═══ Available records ═══

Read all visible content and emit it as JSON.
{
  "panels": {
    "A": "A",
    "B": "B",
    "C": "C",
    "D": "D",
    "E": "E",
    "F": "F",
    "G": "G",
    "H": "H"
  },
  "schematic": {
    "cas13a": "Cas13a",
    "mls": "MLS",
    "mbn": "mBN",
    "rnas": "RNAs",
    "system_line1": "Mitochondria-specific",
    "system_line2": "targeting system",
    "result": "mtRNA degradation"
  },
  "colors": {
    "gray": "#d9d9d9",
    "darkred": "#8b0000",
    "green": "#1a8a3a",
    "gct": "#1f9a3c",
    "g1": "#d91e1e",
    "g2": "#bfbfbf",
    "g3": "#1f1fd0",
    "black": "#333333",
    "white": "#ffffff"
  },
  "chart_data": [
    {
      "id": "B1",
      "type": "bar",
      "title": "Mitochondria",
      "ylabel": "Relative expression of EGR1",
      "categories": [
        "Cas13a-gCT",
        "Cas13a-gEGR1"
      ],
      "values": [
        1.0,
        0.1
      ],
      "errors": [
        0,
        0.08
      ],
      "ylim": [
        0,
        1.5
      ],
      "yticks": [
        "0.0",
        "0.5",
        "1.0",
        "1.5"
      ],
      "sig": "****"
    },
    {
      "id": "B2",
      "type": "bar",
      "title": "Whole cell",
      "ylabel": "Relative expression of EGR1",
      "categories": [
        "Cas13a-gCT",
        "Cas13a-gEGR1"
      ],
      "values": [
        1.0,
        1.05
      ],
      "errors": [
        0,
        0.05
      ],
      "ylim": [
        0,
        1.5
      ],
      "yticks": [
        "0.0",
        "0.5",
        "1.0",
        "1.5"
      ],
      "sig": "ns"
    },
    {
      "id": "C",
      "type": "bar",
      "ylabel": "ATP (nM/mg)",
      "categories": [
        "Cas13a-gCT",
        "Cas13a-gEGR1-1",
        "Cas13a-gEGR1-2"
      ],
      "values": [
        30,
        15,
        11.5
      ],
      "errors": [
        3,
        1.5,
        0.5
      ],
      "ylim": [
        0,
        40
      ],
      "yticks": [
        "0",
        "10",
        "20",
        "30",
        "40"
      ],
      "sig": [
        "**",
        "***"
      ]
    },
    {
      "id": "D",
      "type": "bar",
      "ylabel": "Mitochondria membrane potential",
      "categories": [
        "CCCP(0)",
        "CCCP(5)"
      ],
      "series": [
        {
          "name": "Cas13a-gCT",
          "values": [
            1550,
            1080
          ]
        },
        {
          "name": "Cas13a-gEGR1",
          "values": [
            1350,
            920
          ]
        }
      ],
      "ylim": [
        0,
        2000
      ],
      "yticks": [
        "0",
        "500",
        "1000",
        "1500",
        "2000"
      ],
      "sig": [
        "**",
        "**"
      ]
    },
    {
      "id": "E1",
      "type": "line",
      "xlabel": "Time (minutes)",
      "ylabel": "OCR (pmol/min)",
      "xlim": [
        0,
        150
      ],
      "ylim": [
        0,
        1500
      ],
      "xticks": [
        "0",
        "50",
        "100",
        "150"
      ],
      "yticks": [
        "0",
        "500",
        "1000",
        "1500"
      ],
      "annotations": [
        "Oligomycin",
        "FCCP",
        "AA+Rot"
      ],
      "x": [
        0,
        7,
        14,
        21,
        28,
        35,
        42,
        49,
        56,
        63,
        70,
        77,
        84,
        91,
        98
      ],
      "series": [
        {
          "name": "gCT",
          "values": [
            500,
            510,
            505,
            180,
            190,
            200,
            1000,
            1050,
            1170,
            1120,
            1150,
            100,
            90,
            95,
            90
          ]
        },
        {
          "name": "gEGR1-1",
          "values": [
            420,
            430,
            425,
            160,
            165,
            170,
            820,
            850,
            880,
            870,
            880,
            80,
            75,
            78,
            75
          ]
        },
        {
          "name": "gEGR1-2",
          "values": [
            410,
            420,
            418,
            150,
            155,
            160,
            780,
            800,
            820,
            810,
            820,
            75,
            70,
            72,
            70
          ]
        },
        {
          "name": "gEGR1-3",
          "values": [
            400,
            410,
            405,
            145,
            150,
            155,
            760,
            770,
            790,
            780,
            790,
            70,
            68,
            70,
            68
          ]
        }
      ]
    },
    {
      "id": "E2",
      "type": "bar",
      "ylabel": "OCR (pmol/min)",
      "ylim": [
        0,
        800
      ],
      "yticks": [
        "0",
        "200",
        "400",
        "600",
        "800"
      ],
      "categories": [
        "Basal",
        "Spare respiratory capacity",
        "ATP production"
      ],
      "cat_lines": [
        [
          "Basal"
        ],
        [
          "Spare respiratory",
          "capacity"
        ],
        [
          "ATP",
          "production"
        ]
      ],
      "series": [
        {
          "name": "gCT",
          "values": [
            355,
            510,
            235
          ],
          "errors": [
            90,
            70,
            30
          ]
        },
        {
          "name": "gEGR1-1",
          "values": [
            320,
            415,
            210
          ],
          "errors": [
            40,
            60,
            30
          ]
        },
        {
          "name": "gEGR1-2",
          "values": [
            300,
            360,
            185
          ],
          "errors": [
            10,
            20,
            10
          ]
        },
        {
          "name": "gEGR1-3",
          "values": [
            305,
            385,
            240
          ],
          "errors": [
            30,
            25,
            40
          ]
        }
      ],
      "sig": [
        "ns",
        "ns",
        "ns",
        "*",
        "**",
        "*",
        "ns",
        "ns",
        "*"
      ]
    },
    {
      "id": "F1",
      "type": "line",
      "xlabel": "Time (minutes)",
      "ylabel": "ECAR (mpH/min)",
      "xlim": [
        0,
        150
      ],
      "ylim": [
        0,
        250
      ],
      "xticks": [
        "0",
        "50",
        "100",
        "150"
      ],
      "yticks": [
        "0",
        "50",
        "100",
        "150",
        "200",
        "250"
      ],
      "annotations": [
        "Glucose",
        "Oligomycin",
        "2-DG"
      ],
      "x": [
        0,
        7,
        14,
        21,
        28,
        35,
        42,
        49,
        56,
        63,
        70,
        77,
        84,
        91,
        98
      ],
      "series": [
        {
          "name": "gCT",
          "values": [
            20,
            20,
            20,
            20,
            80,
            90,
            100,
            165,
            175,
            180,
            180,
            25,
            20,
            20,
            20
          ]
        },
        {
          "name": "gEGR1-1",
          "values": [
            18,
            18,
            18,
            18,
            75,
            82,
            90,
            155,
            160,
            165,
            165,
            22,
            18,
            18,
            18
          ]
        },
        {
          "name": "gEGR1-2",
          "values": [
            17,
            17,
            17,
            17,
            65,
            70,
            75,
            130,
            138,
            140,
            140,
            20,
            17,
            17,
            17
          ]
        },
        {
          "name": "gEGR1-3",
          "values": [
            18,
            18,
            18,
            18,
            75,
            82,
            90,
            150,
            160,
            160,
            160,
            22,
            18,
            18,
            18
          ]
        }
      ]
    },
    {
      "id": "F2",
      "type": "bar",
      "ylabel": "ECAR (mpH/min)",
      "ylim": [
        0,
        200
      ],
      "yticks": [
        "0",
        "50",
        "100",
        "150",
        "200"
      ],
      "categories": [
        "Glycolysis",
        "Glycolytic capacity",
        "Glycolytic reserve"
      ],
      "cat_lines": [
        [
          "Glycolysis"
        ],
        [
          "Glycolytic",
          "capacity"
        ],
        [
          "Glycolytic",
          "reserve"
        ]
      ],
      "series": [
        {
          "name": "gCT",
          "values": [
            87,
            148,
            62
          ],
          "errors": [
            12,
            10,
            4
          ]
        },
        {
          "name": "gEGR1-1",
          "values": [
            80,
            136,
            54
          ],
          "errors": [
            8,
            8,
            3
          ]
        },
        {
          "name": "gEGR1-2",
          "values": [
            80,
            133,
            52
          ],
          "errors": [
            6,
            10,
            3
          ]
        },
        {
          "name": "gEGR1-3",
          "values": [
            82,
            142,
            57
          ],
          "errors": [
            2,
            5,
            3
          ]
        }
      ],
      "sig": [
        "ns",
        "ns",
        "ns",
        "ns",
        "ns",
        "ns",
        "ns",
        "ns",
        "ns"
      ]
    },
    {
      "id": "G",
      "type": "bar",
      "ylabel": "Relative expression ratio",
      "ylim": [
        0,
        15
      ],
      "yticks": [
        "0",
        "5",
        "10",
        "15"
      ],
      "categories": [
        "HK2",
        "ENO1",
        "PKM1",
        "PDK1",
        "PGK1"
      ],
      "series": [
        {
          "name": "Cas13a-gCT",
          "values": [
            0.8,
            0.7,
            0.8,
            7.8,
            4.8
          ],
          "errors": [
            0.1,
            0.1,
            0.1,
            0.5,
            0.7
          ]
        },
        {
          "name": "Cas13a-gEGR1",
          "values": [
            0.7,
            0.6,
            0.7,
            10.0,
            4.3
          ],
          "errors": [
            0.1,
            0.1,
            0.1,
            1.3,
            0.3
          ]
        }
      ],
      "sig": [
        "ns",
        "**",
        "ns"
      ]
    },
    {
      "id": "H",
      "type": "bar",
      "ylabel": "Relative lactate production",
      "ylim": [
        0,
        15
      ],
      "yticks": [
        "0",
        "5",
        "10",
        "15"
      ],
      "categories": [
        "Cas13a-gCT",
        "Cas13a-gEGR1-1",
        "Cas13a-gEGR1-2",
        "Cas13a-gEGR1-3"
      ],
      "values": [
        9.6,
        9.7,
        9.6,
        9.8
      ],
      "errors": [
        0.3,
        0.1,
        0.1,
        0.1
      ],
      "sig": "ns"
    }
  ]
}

═══

> Goal of the exercise
Among the entries above, how many lines include the word "respiratory"? Reply with the number only.

> The solution
2